Copy these entries word for word, starting with the first line and stopping after the line that contains "country-marker xyxy=(128,99,136,111)".
___ Supplied entries ___
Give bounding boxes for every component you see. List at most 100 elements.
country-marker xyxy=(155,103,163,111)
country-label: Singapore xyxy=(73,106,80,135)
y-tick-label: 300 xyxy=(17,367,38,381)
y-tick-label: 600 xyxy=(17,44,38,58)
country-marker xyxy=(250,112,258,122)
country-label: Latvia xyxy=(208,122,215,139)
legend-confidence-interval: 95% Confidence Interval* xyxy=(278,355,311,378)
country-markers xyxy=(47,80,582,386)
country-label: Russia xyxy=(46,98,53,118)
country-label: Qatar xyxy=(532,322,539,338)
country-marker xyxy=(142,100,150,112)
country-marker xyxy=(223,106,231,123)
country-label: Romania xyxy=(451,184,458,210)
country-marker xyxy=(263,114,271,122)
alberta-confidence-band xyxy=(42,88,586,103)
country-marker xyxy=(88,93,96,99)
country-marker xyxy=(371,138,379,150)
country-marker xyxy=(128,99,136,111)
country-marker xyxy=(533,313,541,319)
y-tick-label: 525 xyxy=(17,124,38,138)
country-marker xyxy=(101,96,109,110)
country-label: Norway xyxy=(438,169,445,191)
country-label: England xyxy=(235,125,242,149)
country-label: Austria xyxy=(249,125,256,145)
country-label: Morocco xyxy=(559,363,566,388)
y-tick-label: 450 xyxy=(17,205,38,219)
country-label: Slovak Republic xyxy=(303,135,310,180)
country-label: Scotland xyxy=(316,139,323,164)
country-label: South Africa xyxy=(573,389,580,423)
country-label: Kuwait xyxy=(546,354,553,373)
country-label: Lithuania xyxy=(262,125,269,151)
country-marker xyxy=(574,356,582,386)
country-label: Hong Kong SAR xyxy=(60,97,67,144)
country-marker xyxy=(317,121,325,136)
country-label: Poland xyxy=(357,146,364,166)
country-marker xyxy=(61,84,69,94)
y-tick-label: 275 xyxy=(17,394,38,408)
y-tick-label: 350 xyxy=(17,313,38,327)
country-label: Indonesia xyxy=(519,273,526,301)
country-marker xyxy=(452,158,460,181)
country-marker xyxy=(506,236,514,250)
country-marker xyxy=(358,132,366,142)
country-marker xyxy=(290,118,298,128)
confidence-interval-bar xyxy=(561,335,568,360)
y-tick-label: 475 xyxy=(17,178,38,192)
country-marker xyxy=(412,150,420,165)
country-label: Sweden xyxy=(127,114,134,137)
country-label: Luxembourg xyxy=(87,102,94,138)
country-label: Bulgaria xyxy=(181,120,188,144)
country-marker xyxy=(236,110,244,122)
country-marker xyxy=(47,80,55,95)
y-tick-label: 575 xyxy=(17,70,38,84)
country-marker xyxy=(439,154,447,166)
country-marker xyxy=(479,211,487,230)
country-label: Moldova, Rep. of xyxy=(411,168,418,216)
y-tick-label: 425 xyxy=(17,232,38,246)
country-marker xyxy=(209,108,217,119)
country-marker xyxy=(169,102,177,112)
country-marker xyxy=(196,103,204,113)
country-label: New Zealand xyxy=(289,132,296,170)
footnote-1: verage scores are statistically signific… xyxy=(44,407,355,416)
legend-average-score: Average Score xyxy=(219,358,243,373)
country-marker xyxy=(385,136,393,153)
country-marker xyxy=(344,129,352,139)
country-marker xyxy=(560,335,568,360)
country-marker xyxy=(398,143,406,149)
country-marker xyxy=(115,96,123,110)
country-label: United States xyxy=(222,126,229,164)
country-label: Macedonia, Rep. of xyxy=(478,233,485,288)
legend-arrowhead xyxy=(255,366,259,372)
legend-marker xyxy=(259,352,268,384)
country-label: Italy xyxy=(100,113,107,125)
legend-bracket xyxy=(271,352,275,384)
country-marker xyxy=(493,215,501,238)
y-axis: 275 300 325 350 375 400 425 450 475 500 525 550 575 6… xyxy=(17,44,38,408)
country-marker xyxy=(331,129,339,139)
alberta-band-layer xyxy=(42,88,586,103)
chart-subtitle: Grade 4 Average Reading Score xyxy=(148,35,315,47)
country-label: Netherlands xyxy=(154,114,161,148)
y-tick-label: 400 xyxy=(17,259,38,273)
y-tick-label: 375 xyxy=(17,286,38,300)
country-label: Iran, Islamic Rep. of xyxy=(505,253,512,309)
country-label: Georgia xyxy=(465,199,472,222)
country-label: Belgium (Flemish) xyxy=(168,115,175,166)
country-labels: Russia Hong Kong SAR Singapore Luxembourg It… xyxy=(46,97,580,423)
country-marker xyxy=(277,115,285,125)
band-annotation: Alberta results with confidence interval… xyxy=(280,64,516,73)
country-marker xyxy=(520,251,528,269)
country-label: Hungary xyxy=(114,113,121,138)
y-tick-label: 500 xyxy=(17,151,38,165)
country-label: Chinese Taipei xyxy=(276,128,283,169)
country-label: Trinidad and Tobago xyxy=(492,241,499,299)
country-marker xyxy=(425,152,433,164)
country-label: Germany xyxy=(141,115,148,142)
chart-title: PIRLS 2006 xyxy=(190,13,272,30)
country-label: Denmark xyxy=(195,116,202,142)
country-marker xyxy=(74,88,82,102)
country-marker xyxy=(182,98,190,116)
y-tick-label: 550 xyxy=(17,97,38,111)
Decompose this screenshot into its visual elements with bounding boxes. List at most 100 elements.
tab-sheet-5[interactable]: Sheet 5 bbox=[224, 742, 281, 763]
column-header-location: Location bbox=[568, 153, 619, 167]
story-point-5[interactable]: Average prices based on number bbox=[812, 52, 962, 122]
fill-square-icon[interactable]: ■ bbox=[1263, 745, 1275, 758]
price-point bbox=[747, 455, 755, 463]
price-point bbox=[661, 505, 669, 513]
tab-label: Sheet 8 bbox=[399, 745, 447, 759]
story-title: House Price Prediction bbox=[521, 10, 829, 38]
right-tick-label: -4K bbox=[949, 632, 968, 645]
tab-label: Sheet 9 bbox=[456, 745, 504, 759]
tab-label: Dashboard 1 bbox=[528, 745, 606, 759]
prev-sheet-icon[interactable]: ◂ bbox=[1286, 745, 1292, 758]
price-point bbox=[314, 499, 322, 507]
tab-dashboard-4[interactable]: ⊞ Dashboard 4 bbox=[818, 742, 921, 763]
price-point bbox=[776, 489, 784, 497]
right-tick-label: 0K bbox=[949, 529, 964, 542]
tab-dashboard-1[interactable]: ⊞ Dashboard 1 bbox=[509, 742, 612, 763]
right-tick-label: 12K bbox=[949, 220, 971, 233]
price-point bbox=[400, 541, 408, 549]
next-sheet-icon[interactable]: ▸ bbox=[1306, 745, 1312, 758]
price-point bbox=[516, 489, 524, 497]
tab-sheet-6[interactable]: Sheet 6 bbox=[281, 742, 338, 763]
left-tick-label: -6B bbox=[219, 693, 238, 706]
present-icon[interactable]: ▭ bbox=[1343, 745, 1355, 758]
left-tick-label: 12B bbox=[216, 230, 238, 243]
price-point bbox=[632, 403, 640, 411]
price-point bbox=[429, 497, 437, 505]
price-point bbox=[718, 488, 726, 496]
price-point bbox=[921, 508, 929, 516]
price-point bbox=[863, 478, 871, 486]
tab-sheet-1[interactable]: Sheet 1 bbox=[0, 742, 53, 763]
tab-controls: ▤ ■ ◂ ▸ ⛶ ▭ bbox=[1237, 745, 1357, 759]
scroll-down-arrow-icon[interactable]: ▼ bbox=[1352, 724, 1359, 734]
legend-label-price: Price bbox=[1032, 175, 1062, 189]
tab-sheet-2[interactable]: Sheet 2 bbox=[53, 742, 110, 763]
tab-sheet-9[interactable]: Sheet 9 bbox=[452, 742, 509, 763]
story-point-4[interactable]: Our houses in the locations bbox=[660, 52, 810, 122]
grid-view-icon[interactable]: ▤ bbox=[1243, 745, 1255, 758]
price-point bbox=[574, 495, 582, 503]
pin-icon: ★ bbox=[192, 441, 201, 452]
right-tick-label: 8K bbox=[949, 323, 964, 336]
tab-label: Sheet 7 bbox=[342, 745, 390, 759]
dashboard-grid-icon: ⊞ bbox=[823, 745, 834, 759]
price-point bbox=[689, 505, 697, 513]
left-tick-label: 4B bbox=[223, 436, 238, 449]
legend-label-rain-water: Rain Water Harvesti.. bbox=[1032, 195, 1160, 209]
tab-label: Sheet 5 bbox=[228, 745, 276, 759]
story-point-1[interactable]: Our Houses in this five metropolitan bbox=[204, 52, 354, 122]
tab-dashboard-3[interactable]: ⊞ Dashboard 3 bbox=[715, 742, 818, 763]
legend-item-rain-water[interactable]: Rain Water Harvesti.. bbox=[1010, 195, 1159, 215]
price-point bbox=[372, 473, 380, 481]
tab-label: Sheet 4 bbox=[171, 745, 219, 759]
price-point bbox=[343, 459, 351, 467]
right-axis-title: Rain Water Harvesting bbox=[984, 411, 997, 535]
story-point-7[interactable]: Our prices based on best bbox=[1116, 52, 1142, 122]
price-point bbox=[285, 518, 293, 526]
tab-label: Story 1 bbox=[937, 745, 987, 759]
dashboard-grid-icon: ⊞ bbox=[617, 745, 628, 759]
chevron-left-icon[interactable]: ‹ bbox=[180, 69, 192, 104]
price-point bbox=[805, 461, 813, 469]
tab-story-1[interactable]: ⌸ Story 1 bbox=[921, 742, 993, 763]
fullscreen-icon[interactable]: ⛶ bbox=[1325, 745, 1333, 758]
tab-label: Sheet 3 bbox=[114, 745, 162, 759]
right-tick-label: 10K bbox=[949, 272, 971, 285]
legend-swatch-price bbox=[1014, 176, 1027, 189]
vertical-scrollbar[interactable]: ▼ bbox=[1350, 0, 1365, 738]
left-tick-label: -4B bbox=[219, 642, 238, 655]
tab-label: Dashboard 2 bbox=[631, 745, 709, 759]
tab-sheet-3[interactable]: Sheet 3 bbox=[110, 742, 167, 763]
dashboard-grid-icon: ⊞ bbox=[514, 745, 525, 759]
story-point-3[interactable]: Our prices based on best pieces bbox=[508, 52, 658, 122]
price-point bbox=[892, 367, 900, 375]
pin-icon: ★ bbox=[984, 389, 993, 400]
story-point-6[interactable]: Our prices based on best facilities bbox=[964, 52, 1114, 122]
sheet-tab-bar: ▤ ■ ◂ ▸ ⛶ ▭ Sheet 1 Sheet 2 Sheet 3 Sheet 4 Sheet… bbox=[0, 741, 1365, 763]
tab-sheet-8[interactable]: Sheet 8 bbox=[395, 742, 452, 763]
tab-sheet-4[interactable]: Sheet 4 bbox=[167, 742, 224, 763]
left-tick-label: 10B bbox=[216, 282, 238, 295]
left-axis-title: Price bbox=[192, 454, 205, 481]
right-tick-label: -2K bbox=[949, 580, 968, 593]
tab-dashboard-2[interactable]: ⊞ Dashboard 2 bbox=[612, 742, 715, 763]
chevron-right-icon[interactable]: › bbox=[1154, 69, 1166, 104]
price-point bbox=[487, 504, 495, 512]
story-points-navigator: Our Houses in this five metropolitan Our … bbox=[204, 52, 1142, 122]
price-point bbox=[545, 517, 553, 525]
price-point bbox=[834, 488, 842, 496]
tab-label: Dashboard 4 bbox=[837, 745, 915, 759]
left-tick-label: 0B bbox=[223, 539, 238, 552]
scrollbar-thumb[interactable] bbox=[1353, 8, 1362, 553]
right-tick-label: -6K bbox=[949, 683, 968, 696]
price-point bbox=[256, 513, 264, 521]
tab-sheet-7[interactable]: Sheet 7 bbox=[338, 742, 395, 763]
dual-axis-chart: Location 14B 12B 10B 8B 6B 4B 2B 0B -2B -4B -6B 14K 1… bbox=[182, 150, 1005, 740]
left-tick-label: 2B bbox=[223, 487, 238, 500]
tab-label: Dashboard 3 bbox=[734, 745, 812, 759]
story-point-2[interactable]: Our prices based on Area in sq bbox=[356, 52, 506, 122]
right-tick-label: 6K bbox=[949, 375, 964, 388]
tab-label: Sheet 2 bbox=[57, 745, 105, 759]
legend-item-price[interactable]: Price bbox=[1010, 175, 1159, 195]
___
Completed exercise:
Give bounding boxes for every component you see. List at most 100 elements.
country-marker xyxy=(155,103,163,111)
country-label: Singapore xyxy=(73,106,80,135)
y-tick-label: 300 xyxy=(17,367,38,381)
y-tick-label: 600 xyxy=(17,44,38,58)
country-marker xyxy=(250,112,258,122)
country-label: Latvia xyxy=(208,122,215,139)
legend-confidence-interval: 95% Confidence Interval* xyxy=(278,355,311,378)
country-markers xyxy=(47,80,582,386)
country-label: Russia xyxy=(46,98,53,118)
country-label: Qatar xyxy=(532,322,539,338)
country-marker xyxy=(142,100,150,112)
country-marker xyxy=(223,106,231,123)
country-label: Romania xyxy=(451,184,458,210)
country-marker xyxy=(263,114,271,122)
alberta-confidence-band xyxy=(42,88,586,103)
country-marker xyxy=(88,93,96,99)
country-marker xyxy=(371,138,379,150)
country-marker xyxy=(128,99,136,111)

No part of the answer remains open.